Your goal
Return the whole listing exactly as it stands.

Part of a data file
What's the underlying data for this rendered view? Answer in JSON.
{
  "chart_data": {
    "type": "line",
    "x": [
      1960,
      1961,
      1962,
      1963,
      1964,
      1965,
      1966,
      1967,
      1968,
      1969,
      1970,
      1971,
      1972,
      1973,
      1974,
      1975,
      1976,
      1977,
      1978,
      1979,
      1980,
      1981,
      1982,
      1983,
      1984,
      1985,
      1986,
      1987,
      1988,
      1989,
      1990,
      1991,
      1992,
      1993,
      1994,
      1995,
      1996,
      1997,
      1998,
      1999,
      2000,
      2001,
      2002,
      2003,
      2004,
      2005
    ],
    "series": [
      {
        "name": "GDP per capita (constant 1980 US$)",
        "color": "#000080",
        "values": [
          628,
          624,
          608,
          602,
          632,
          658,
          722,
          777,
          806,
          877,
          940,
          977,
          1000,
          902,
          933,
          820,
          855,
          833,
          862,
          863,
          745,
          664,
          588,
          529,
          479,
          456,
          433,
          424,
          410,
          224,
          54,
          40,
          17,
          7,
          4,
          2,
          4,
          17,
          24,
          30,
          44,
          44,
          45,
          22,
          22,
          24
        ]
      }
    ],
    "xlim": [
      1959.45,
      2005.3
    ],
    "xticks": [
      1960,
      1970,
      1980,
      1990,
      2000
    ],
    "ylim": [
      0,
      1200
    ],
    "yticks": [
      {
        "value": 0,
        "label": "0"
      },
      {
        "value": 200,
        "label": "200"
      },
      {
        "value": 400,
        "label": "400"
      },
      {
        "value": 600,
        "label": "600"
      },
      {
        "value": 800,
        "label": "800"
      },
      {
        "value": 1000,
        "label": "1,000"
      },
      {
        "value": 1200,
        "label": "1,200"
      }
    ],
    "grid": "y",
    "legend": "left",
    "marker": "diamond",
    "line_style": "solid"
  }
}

Written reply
What's the underlying data for this rendered view? Answer in JSON.
{
  "chart_data": {
    "type": "line",
    "x": [
      1960,
      1961,
      1962,
      1963,
      1964,
      1965,
      1966,
      1967,
      1968,
      1969,
      1970,
      1971,
      1972,
      1973,
      1974,
      1975,
      1976,
      1977,
      1978,
      1979,
      1980,
      1981,
      1982,
      1983,
      1984,
      1985,
      1986,
      1987,
      1988,
      1989,
      1990,
      1991,
      1992,
      1993,
      1994,
      1995,
      1996,
      1997,
      1998,
      1999,
      2000,
      2001,
      2002,
      2003,
      2004,
      2005
    ],
    "series": [
      {
        "name": "GDP per capita (constant 1980 US$)",
        "color": "#000080",
        "values": [
          628,
          624,
          608,
          602,
          632,
          658,
          722,
          777,
          806,
          877,
          940,
          977,
          1000,
          902,
          933,
          820,
          855,
          833,
          862,
          863,
          745,
          664,
          588,
          529,
          479,
          456,
          433,
          424,
          410,
          224,
          54,
          40,
          17,
          7,
          4,
          2,
          4,
          17,
          24,
          30,
          44,
          44,
          45,
          22,
          22,
          24
        ]
      }
    ],
    "xlim": [
      1959.45,
      2005.3
    ],
    "xticks": [
      1960,
      1970,
      1980,
      1990,
      2000
    ],
    "ylim": [
      0,
      1200
    ],
    "yticks": [
      {
        "value": 0,
        "label": "0"
      },
      {
        "value": 200,
        "label": "200"
      },
      {
        "value": 400,
        "label": "400"
      },
      {
        "value": 600,
        "label": "600"
      },
      {
        "value": 800,
        "label": "800"
      },
      {
        "value": 1000,
        "label": "1,000"
      },
      {
        "value": 1200,
        "label": "1,200"
      }
    ],
    "grid": "y",
    "legend": "left",
    "marker": "diamond",
    "line_style": "solid"
  }
}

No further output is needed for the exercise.